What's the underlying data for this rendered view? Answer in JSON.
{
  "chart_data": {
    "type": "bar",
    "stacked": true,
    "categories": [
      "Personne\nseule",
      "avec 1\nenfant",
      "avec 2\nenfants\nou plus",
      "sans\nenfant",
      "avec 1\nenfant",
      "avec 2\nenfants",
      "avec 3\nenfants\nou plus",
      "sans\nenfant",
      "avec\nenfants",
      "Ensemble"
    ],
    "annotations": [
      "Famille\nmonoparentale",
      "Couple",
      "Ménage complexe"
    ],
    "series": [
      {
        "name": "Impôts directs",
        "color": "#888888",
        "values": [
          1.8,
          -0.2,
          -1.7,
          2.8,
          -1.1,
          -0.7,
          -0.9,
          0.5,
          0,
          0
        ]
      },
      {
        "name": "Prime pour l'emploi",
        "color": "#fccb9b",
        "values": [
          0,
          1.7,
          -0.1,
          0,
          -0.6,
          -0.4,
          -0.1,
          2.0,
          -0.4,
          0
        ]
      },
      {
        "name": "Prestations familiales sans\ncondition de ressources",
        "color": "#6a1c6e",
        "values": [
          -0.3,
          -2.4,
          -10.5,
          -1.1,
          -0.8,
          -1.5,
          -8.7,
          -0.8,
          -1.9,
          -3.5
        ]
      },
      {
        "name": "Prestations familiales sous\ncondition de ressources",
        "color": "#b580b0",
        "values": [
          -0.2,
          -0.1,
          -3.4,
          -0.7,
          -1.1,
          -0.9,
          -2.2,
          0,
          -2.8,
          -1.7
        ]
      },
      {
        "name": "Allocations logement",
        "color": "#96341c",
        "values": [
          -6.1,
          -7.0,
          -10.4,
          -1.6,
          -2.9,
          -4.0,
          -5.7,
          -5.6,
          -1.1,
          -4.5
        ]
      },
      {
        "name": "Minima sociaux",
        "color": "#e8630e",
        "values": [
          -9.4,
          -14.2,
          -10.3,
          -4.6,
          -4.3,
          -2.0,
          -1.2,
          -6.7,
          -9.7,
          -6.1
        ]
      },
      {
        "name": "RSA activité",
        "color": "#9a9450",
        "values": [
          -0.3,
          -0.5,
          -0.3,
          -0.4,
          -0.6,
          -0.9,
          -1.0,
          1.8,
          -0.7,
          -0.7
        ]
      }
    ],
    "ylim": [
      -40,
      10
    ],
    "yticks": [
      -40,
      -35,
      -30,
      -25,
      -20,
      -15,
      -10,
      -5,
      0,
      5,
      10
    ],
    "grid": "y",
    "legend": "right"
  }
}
════════════════
> THE REQUEST: The answer must consist solely of the number of lines in the entries that contain the word "plus".

> EXERCISE SOLUTION: 2